● **PROBLEM**:
From the entries below, pull out each line where "name" appears.

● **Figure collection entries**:
---------------

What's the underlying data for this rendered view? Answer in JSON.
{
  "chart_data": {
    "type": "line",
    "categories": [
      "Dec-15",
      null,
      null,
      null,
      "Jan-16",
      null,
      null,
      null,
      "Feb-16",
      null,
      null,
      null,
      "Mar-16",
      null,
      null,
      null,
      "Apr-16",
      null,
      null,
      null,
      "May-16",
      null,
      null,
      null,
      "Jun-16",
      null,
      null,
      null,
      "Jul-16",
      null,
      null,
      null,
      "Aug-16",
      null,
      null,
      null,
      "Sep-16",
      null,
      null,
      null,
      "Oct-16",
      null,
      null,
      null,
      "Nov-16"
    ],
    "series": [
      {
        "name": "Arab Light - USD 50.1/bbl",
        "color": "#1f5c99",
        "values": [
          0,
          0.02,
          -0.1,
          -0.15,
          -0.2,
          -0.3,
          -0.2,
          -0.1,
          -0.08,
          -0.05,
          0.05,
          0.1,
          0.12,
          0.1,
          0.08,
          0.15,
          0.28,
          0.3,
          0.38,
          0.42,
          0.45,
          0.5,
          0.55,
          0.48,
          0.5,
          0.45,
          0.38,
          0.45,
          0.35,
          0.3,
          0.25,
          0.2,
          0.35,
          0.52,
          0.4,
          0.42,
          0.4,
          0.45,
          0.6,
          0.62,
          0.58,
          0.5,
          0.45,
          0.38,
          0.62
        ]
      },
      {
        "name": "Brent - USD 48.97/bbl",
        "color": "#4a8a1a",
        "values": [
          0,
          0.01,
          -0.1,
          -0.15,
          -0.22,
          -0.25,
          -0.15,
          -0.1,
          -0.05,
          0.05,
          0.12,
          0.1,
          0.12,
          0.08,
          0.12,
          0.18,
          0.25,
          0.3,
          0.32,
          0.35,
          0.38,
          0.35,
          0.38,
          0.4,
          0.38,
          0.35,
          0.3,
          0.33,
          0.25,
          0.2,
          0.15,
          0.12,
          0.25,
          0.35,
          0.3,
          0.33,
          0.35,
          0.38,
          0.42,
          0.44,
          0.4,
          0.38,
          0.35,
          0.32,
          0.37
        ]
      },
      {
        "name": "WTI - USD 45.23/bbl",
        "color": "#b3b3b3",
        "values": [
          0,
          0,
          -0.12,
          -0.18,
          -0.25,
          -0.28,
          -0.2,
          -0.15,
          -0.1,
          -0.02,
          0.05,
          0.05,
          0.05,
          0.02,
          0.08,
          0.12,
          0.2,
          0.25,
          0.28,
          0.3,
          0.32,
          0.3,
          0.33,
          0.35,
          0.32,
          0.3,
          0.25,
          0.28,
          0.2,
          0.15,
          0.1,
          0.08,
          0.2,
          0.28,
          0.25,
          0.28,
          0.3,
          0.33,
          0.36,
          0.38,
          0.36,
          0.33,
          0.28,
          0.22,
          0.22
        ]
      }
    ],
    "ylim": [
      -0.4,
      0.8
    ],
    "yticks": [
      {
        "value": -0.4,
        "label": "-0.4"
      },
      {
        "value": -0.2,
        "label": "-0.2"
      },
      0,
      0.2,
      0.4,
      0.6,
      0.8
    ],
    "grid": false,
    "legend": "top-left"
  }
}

---------------

● **ANSWER TO THIS PROBLEM**:
        "name": "Arab Light - USD 50.1/bbl",
        "name": "Brent - USD 48.97/bbl",
        "name": "WTI - USD 45.23/bbl",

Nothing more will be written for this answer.